----- DOCUMENT EXTRACT -----

The Marriott hotel project will displace Las Manitas at its current location, 211 Congress Ave.
Earlier this year, the city offered the Perez sisters a $750,000 forgivable loan to renovate and move into the building they own up the block. But the idea sparked a public outcry and the sisters decided in August not to sign the loan, saying they didn't like the loan terms.
The sisters had used the alley access issue as a bargaining chip of sorts in their negotiations with the landowner of 211 Congress Ave., the Finley Company, and White Lodging. The developer previously offered the sisters money to grant permission to use the alley, but the sisters did not accept and the negotiations broke down last fall, prompting city officials to step in with a loan offer.
It's not clear whether or how much White Lodging has paid the sisters to grant the alley access. The sisters' lawyer, Amon Burton, referred calls to Elyse Yates, the sisters' media representative.
Yates said the sisters won't say how much, if anything, the sisters have been paid. She said she did not know the sisters' plans for the restaurant.

----- EXTRACTED INFORMATION -----

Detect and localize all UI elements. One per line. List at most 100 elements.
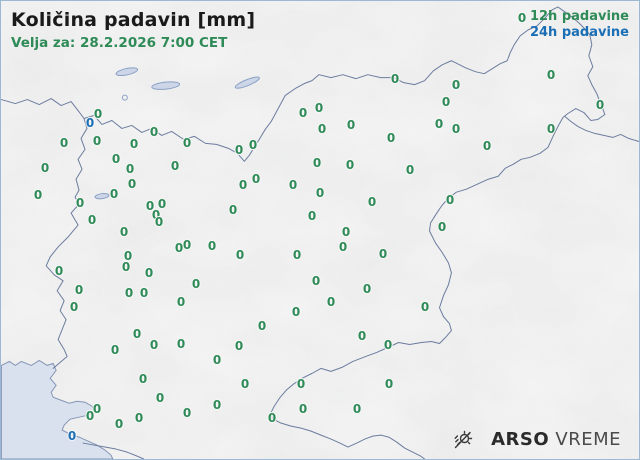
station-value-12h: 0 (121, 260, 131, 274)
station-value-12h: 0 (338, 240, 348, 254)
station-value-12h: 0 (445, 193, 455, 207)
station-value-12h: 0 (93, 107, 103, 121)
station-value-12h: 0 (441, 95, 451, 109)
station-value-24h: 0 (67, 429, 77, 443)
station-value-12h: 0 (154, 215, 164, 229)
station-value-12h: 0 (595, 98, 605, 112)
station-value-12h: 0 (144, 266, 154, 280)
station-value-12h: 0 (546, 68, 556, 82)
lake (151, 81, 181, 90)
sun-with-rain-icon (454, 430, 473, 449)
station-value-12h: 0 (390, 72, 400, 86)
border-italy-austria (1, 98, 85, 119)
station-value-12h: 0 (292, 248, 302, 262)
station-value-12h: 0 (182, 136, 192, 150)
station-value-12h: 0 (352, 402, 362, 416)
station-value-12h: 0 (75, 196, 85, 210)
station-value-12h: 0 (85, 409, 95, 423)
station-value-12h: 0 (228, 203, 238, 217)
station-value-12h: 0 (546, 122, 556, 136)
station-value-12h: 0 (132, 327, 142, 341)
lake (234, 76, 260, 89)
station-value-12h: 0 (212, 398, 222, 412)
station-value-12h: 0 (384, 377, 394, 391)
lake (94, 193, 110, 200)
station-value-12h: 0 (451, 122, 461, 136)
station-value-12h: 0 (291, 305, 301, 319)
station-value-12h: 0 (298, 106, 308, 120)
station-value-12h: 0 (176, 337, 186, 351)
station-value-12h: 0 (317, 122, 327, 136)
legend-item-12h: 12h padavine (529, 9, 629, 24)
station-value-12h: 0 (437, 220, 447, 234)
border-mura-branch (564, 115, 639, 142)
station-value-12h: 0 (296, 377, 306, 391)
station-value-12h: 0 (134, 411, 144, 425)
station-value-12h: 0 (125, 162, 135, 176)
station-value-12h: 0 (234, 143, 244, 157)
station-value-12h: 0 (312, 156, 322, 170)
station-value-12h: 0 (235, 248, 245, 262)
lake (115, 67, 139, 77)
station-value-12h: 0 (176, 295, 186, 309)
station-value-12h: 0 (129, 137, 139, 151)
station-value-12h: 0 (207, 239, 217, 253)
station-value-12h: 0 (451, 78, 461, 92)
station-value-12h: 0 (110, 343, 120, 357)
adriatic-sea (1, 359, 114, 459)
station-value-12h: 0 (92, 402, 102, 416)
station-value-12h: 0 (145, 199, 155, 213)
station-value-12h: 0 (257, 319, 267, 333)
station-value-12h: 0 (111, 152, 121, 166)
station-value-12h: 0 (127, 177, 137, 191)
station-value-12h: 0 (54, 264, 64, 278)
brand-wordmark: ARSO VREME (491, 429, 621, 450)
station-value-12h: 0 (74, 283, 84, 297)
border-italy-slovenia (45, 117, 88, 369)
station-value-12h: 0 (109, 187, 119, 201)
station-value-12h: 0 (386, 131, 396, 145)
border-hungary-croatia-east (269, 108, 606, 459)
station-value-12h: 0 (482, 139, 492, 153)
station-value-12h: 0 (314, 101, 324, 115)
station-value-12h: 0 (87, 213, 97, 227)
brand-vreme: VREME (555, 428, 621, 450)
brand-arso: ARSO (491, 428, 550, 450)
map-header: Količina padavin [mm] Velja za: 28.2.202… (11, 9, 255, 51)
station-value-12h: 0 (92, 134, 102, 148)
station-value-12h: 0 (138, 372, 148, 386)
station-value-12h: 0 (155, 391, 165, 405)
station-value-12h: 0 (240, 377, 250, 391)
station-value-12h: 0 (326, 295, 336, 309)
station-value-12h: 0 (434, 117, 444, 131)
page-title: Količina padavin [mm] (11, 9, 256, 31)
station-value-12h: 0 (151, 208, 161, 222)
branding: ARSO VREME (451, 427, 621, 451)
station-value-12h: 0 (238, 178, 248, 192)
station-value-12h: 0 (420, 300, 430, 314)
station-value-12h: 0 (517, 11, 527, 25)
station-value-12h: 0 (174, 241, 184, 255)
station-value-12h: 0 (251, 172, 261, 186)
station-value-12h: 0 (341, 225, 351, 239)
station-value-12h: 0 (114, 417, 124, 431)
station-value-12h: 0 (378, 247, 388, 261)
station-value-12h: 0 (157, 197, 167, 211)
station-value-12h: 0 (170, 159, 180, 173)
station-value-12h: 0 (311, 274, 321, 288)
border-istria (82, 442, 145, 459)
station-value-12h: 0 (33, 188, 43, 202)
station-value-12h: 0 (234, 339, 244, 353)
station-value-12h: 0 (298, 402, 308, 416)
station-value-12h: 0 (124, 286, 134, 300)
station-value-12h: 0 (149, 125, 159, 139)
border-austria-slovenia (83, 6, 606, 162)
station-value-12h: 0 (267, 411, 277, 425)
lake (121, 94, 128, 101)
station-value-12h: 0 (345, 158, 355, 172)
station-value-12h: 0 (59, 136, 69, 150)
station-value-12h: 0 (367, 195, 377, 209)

-----
----- EXTRACTED INFORMATION -----

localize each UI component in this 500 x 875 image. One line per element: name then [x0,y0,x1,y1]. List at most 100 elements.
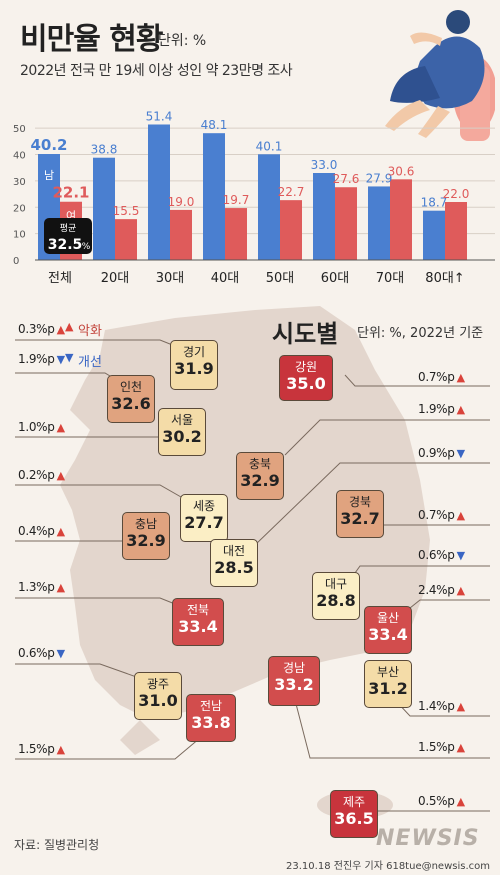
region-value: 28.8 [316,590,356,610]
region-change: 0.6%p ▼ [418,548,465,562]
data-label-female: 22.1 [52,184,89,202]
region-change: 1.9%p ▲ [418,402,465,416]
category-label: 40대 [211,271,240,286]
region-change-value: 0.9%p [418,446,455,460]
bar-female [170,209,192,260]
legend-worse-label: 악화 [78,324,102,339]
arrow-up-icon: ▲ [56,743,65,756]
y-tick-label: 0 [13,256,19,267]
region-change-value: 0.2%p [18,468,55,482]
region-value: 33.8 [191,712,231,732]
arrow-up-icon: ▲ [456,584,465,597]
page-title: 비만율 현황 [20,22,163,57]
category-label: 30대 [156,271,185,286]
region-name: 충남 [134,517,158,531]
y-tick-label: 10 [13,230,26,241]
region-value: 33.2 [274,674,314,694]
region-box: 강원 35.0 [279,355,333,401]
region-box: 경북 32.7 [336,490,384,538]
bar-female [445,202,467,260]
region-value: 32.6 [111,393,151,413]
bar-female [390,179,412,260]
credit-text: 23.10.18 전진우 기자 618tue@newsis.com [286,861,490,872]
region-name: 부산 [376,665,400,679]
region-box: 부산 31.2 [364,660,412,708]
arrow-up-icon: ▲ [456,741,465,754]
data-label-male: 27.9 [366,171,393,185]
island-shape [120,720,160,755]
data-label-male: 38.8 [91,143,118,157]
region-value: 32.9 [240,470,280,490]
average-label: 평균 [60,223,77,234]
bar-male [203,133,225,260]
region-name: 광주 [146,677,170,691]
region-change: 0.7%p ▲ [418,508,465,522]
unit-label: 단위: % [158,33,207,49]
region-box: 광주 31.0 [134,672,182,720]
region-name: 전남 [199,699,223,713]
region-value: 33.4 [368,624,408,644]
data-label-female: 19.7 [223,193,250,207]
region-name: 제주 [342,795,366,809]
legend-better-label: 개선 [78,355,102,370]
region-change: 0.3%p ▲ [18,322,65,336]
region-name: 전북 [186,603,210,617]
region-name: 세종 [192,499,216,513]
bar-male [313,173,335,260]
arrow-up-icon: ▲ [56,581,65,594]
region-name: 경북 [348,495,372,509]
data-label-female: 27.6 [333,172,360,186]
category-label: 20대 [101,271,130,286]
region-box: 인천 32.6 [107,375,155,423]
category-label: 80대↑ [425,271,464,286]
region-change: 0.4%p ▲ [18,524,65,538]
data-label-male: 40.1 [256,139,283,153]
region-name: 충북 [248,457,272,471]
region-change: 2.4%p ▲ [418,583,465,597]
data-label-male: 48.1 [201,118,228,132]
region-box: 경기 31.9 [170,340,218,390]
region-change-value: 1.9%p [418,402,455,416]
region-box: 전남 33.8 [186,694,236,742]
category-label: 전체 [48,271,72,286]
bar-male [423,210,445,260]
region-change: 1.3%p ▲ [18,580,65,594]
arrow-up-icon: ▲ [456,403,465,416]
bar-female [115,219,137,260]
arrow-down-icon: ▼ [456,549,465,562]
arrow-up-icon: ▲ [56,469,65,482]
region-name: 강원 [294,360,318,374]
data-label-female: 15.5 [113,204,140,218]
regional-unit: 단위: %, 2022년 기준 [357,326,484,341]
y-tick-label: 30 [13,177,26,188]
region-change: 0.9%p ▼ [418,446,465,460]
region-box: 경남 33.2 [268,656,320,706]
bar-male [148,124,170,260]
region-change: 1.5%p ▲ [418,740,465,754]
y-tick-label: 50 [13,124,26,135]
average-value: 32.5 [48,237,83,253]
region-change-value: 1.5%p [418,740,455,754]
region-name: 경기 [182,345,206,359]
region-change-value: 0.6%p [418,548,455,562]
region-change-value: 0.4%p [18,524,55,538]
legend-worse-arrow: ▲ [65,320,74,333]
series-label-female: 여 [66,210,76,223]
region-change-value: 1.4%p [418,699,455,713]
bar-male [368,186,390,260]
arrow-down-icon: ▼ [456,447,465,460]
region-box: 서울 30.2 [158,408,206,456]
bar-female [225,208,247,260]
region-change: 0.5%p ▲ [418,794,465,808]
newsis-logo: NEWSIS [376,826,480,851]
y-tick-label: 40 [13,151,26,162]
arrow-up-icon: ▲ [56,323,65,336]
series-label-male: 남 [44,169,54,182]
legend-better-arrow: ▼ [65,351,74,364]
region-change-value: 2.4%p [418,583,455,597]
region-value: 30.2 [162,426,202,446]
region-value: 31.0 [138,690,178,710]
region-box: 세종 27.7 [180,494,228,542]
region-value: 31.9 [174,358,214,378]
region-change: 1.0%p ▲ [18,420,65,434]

-----

## INSTRUCTIONS
(a) In the passage about Las Manitas and the Marriott hotel project, how large a forgivable loan did the city offer the Perez sisters?
(b) Write the next part of the passage about Las Manitas and the Marriott hotel project, picking up after its final sentence.

## ANSWER LIST
(a) $750,000

(b)
Finley and Richard Suttle, an Austin lawyer who has been representing White Lodging, have not returned calls today.
The one other property owner on the block, Mary Ogden, also must sign off on Finley and White Lodging's use of the alley. Odgen owns 217 Congress Ave., site of the Copa Bar & Grill.
Odgen's lawyer, Harry Whittington, said Ogden is willing to allow the alley use and plans to sign an agreement with the landowner and developer soon.
White Lodging wants to build over the alley directly behind 211 Congress Ave., but not behind Ogden's or the Perez sisters' properties. In the agreement, the Perez sisters allow use of the alley for trash pickups and deliveries, and also as a construction staging area as the hotel is being built.